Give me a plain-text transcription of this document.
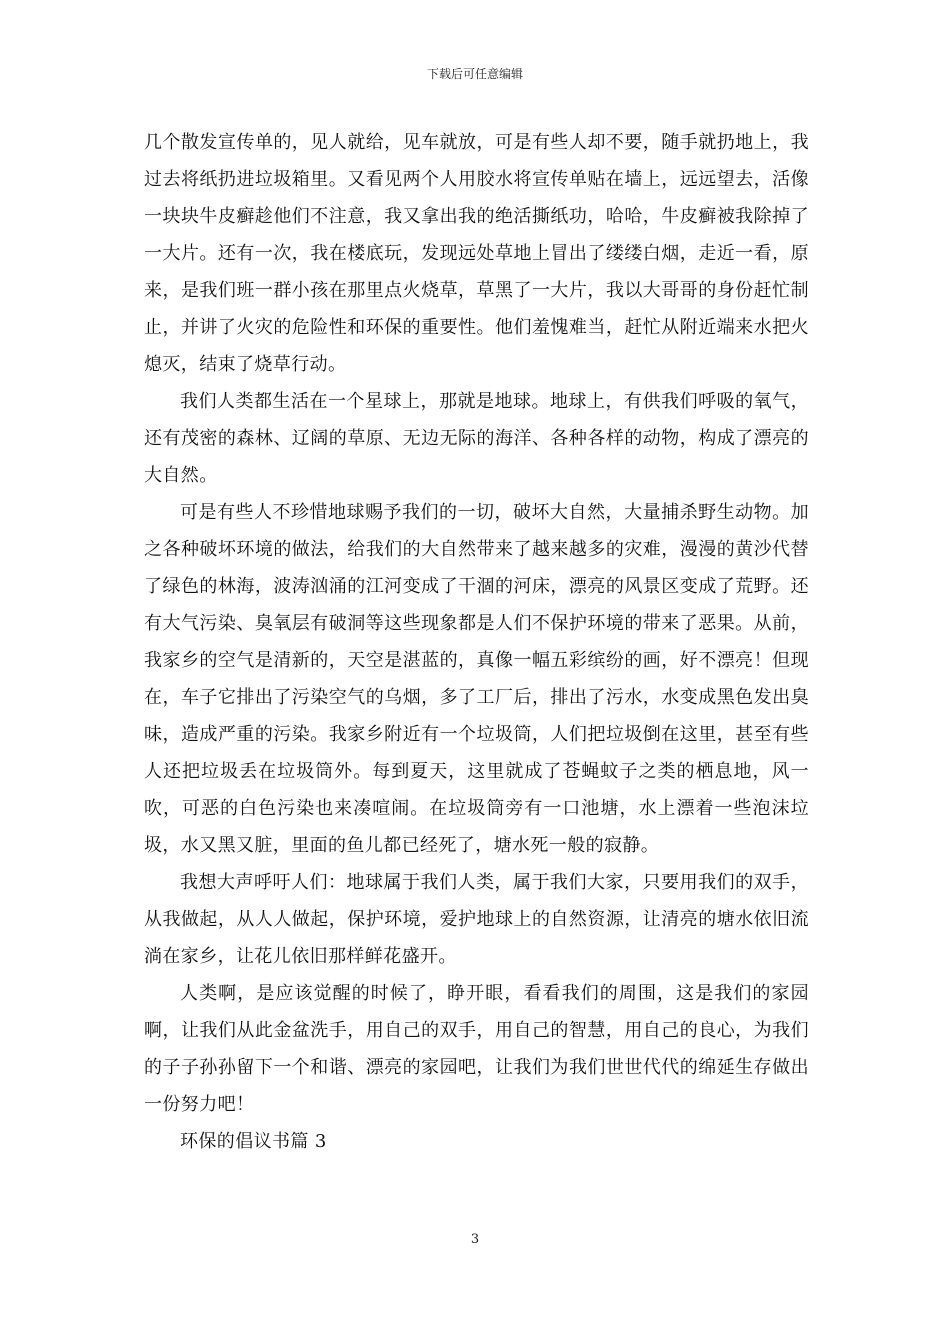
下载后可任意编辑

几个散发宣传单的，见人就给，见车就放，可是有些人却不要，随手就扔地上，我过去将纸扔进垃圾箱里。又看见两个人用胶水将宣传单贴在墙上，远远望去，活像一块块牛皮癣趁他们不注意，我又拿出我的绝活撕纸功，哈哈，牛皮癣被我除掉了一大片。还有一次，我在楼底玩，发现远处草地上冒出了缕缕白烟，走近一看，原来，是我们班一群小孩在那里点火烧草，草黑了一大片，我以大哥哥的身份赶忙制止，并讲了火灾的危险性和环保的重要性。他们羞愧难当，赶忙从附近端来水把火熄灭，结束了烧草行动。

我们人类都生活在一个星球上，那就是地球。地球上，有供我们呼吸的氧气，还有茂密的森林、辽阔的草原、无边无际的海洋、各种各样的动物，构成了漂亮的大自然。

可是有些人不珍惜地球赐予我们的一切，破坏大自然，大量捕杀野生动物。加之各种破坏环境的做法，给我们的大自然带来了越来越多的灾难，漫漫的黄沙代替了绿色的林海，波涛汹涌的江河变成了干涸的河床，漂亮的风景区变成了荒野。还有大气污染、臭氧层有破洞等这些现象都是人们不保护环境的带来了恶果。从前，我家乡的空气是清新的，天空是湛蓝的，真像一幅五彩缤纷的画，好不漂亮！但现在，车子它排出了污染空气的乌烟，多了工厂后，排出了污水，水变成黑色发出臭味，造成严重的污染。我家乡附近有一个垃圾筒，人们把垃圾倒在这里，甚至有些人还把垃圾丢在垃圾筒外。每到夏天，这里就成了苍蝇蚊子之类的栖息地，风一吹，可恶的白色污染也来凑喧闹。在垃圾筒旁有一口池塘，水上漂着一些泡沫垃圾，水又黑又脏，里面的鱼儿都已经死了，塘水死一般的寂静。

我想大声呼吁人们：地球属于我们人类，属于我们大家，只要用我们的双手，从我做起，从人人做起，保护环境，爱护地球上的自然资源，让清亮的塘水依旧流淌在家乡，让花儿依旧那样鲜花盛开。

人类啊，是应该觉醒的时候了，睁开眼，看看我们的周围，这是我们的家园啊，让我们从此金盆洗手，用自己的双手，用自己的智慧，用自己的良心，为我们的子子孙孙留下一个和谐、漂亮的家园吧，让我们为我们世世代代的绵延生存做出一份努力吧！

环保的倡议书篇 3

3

━━━━

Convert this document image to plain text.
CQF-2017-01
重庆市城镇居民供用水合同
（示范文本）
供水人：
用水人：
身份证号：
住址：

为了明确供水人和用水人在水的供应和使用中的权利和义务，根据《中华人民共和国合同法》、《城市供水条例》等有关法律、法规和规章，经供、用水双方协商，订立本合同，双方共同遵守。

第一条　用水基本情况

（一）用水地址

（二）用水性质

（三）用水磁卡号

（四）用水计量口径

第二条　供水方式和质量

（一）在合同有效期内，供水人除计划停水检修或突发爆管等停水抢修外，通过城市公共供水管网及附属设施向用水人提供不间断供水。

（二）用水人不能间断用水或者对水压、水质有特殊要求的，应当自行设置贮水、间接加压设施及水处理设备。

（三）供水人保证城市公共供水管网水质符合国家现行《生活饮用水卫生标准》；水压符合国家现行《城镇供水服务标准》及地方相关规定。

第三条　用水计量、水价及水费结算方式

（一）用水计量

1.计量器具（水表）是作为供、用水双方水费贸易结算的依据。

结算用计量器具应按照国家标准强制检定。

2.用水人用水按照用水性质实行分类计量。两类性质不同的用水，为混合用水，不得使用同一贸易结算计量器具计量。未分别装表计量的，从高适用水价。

━━━━

### GIVEN REQUEST
Please list every line of the records that contains "document".

### ANSWER TO THE TASK
Give me a plain-text transcription of this document.
Convert this document image to plain text.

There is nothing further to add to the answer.